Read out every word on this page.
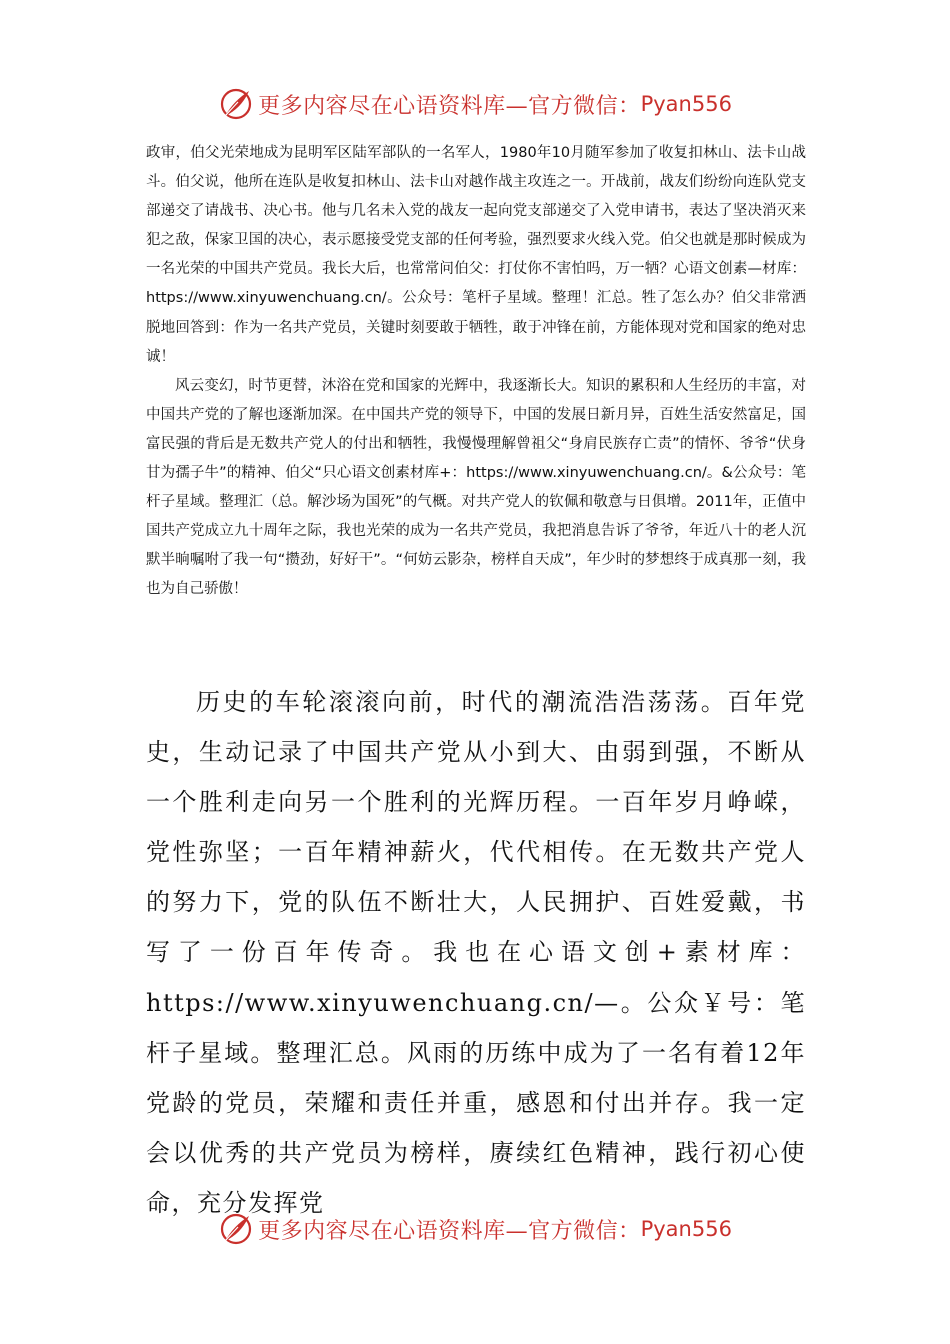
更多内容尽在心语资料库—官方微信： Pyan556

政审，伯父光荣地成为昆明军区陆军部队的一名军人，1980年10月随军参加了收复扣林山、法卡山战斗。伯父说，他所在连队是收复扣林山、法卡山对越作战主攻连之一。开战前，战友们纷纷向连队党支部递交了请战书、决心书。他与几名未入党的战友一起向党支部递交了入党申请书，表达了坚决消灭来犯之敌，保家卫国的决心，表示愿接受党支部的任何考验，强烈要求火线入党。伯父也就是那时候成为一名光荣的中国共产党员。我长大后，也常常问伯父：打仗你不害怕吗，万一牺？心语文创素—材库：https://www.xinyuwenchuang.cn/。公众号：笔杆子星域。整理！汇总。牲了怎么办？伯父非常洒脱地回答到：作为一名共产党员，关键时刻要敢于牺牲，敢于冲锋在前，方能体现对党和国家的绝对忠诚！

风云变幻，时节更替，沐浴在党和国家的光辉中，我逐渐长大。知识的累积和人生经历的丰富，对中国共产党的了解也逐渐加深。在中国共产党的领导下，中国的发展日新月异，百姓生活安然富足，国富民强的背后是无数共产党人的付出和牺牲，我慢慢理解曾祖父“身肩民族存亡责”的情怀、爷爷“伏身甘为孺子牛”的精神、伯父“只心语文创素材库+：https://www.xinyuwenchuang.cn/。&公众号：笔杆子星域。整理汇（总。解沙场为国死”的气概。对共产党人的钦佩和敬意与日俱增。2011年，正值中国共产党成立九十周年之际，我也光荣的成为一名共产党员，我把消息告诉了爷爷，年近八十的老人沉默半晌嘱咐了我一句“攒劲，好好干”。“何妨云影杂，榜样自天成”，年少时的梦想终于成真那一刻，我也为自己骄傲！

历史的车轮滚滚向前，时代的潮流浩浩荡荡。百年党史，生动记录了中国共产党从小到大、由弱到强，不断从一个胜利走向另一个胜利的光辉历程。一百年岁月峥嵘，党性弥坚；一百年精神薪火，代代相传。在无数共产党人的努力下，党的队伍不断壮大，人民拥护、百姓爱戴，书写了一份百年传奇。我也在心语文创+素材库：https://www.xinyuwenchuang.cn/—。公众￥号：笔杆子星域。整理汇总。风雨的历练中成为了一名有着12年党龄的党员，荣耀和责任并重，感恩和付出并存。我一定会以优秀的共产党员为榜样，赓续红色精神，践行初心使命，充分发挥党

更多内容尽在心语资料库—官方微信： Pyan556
= = =
Objective
Leave out the pictures and copy everything else in the records word for word.

Worked answer
Read out every word on this page.
更多内容尽在心语资料库—官方微信： Pyan556

政审，伯父光荣地成为昆明军区陆军部队的一名军人，1980年10月随军参加了收复扣林山、法卡山战斗。伯父说，他所在连队是收复扣林山、法卡山对越作战主攻连之一。开战前，战友们纷纷向连队党支部递交了请战书、决心书。他与几名未入党的战友一起向党支部递交了入党申请书，表达了坚决消灭来犯之敌，保家卫国的决心，表示愿接受党支部的任何考验，强烈要求火线入党。伯父也就是那时候成为一名光荣的中国共产党员。我长大后，也常常问伯父：打仗你不害怕吗，万一牺？心语文创素—材库：https://www.xinyuwenchuang.cn/。公众号：笔杆子星域。整理！汇总。牲了怎么办？伯父非常洒脱地回答到：作为一名共产党员，关键时刻要敢于牺牲，敢于冲锋在前，方能体现对党和国家的绝对忠诚！

风云变幻，时节更替，沐浴在党和国家的光辉中，我逐渐长大。知识的累积和人生经历的丰富，对中国共产党的了解也逐渐加深。在中国共产党的领导下，中国的发展日新月异，百姓生活安然富足，国富民强的背后是无数共产党人的付出和牺牲，我慢慢理解曾祖父“身肩民族存亡责”的情怀、爷爷“伏身甘为孺子牛”的精神、伯父“只心语文创素材库+：https://www.xinyuwenchuang.cn/。&公众号：笔杆子星域。整理汇（总。解沙场为国死”的气概。对共产党人的钦佩和敬意与日俱增。2011年，正值中国共产党成立九十周年之际，我也光荣的成为一名共产党员，我把消息告诉了爷爷，年近八十的老人沉默半晌嘱咐了我一句“攒劲，好好干”。“何妨云影杂，榜样自天成”，年少时的梦想终于成真那一刻，我也为自己骄傲！

历史的车轮滚滚向前，时代的潮流浩浩荡荡。百年党史，生动记录了中国共产党从小到大、由弱到强，不断从一个胜利走向另一个胜利的光辉历程。一百年岁月峥嵘，党性弥坚；一百年精神薪火，代代相传。在无数共产党人的努力下，党的队伍不断壮大，人民拥护、百姓爱戴，书写了一份百年传奇。我也在心语文创+素材库：https://www.xinyuwenchuang.cn/—。公众￥号：笔杆子星域。整理汇总。风雨的历练中成为了一名有着12年党龄的党员，荣耀和责任并重，感恩和付出并存。我一定会以优秀的共产党员为榜样，赓续红色精神，践行初心使命，充分发挥党

更多内容尽在心语资料库—官方微信： Pyan556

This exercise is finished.